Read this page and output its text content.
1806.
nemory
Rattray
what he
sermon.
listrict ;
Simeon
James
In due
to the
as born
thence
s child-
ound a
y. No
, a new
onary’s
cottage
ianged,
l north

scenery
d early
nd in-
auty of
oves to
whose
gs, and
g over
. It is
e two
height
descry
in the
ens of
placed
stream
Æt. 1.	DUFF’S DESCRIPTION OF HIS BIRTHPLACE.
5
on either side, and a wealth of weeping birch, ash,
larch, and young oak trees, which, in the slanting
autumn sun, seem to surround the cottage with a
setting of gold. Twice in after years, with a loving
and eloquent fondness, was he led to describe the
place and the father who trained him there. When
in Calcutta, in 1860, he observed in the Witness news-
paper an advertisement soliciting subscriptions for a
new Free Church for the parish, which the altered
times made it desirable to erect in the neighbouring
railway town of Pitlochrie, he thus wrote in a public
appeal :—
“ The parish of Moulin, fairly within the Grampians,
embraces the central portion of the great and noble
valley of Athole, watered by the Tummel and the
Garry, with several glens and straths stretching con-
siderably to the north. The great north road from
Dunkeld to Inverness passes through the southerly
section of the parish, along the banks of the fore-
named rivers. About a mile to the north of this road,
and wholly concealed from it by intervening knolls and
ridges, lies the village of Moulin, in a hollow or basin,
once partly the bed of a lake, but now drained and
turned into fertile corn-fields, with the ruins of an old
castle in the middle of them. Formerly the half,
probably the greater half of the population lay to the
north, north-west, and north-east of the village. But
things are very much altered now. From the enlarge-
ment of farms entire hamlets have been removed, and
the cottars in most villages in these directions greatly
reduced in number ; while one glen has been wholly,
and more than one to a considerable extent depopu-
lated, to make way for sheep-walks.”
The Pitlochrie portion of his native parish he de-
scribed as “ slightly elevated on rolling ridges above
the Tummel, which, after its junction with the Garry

------------

* [YOUR INSTRUCTIONS]
All of the records must be retyped exactly as they are.

* [ANSWER FOR THIS EXERCISE]
Read this page and output its text content.
1806.
nemory
Rattray
what he
sermon.
listrict ;
Simeon
James
In due
to the
as born
thence
s child-
ound a
y. No
, a new
onary’s
cottage
ianged,
l north

scenery
d early
nd in-
auty of
oves to
whose
gs, and
g over
. It is
e two
height
descry
in the
ens of
placed
stream
Æt. 1.	DUFF’S DESCRIPTION OF HIS BIRTHPLACE.
5
on either side, and a wealth of weeping birch, ash,
larch, and young oak trees, which, in the slanting
autumn sun, seem to surround the cottage with a
setting of gold. Twice in after years, with a loving
and eloquent fondness, was he led to describe the
place and the father who trained him there. When
in Calcutta, in 1860, he observed in the Witness news-
paper an advertisement soliciting subscriptions for a
new Free Church for the parish, which the altered
times made it desirable to erect in the neighbouring
railway town of Pitlochrie, he thus wrote in a public
appeal :—
“ The parish of Moulin, fairly within the Grampians,
embraces the central portion of the great and noble
valley of Athole, watered by the Tummel and the
Garry, with several glens and straths stretching con-
siderably to the north. The great north road from
Dunkeld to Inverness passes through the southerly
section of the parish, along the banks of the fore-
named rivers. About a mile to the north of this road,
and wholly concealed from it by intervening knolls and
ridges, lies the village of Moulin, in a hollow or basin,
once partly the bed of a lake, but now drained and
turned into fertile corn-fields, with the ruins of an old
castle in the middle of them. Formerly the half,
probably the greater half of the population lay to the
north, north-west, and north-east of the village. But
things are very much altered now. From the enlarge-
ment of farms entire hamlets have been removed, and
the cottars in most villages in these directions greatly
reduced in number ; while one glen has been wholly,
and more than one to a considerable extent depopu-
lated, to make way for sheep-walks.”
The Pitlochrie portion of his native parish he de-
scribed as “ slightly elevated on rolling ridges above
the Tummel, which, after its junction with the Garry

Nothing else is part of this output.